STATED PROBLEM: Could you duplicate the listing lines starting with the line containing "check-icon <box>678 239 700 261</box>" and going on through the line containing "check-icon <box>82 239 104 261</box>", both included?

INPUT MATERIAL:
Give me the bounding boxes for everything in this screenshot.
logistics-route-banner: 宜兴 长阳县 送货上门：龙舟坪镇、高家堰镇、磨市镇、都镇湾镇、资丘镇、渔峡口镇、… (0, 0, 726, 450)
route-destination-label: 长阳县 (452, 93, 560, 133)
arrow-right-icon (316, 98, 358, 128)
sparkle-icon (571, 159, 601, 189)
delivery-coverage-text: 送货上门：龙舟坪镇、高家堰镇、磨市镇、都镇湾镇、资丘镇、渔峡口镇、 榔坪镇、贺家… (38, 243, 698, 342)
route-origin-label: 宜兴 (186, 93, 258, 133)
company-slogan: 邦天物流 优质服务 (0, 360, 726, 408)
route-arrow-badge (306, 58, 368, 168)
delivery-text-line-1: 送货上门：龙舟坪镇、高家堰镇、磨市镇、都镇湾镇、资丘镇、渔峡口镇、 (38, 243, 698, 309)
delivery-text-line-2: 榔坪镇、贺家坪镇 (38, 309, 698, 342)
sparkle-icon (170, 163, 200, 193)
---
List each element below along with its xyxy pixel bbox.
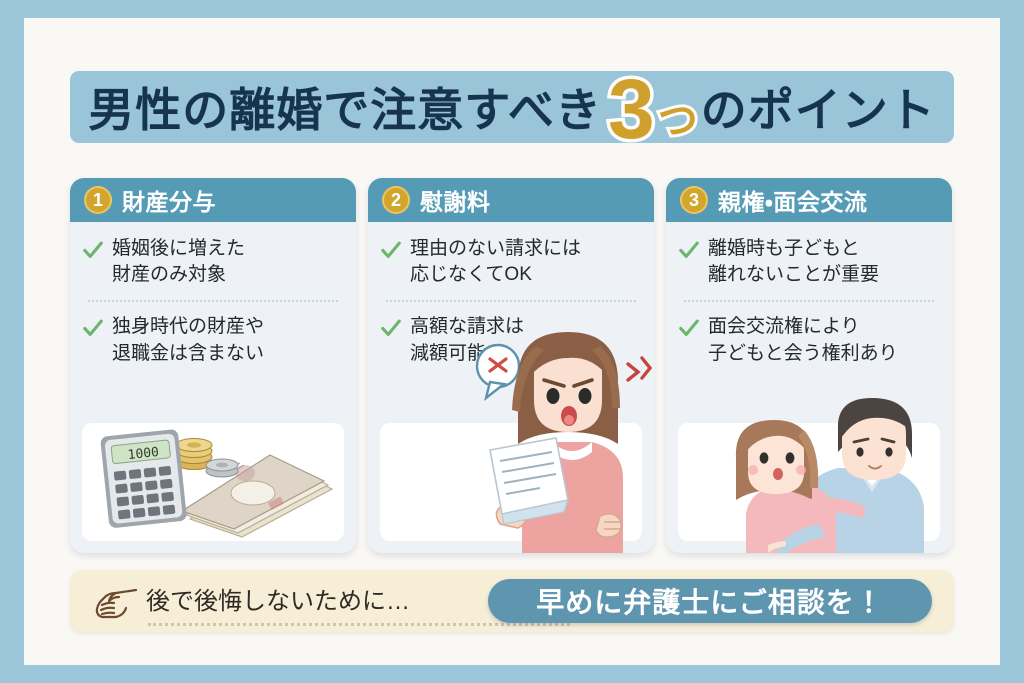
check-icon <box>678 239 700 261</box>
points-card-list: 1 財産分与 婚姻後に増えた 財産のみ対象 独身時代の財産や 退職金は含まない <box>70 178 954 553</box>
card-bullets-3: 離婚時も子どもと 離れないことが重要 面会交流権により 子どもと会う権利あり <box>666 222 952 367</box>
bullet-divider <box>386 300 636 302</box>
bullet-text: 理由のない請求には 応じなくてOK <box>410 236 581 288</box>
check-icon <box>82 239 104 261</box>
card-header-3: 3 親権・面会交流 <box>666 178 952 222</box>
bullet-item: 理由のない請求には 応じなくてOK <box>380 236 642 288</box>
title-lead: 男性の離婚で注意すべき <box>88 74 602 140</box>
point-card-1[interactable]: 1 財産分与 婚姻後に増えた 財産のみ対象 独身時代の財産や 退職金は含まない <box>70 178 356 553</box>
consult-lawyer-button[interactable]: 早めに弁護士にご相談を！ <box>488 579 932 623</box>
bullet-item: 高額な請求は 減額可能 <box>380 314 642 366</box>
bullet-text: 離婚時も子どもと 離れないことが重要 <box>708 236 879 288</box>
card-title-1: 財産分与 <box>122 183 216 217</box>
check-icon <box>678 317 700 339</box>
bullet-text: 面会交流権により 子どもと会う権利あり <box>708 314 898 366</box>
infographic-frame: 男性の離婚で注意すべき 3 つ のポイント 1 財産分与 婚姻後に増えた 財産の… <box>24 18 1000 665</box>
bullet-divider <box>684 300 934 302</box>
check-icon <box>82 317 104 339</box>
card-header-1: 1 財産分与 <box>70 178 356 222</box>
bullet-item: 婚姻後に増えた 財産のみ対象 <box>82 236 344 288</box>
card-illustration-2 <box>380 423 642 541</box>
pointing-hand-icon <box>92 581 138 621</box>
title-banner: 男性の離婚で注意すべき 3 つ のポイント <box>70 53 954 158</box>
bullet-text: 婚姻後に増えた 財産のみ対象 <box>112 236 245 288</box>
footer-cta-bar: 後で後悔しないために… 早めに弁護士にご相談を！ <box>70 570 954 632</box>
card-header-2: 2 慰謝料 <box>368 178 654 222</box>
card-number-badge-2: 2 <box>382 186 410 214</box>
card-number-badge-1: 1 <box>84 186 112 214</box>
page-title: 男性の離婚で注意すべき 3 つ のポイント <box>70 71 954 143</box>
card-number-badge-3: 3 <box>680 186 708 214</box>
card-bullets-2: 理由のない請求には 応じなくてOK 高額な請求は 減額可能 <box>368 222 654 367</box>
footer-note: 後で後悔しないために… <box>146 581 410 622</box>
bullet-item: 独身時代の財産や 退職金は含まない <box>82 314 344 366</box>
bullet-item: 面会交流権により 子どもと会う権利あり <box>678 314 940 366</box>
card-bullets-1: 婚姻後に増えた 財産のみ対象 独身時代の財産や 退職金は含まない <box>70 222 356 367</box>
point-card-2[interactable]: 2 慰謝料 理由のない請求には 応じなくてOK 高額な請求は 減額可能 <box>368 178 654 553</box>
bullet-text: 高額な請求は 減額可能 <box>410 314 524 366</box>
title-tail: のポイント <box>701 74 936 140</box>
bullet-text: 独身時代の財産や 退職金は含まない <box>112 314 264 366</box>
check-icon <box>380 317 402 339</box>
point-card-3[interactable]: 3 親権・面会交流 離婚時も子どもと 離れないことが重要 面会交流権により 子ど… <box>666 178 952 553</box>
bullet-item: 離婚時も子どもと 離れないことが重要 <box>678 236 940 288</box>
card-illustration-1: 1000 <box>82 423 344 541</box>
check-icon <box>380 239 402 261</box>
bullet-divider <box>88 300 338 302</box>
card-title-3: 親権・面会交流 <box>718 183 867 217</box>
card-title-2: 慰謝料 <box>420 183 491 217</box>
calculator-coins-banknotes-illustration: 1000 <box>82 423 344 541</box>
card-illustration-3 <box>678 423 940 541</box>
==
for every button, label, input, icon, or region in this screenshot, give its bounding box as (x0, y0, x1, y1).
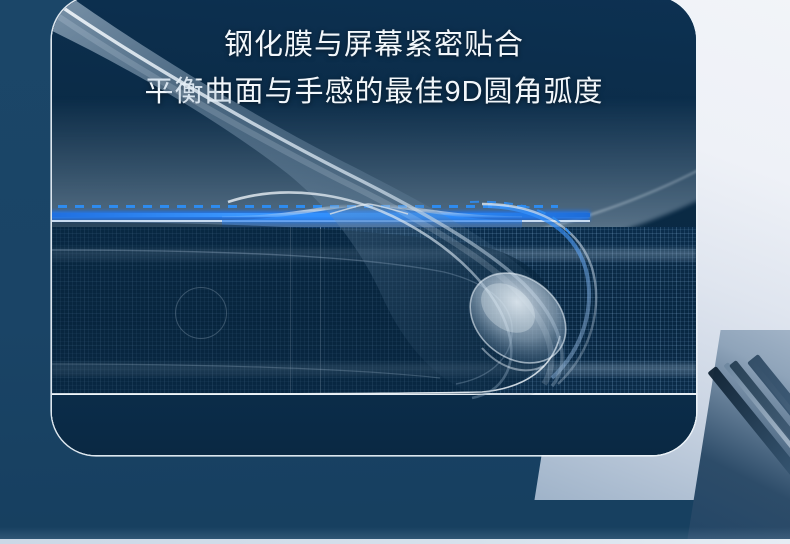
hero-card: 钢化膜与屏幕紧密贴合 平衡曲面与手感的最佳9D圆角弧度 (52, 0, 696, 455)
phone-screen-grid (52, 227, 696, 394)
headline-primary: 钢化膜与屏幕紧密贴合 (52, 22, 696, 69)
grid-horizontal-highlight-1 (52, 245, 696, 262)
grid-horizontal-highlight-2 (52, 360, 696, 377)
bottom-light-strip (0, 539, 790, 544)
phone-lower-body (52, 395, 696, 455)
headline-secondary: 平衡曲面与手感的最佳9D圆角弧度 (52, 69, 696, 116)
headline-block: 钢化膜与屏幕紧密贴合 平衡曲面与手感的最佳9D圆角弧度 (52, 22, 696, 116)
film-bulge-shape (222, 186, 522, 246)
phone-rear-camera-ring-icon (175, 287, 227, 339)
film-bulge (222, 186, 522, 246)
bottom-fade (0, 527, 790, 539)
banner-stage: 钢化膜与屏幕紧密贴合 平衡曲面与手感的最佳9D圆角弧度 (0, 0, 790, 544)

RESPONSE TO THIS EXERCISE:
check-icon <box>678 239 700 261</box>
points-card-list: 1 財産分与 婚姻後に増えた 財産のみ対象 独身時代の財産や 退職金は含まない <box>70 178 954 553</box>
card-bullets-3: 離婚時も子どもと 離れないことが重要 面会交流権により 子どもと会う権利あり <box>666 222 952 367</box>
bullet-divider <box>386 300 636 302</box>
bullet-text: 理由のない請求には 応じなくてOK <box>410 236 581 288</box>
check-icon <box>82 239 104 261</box>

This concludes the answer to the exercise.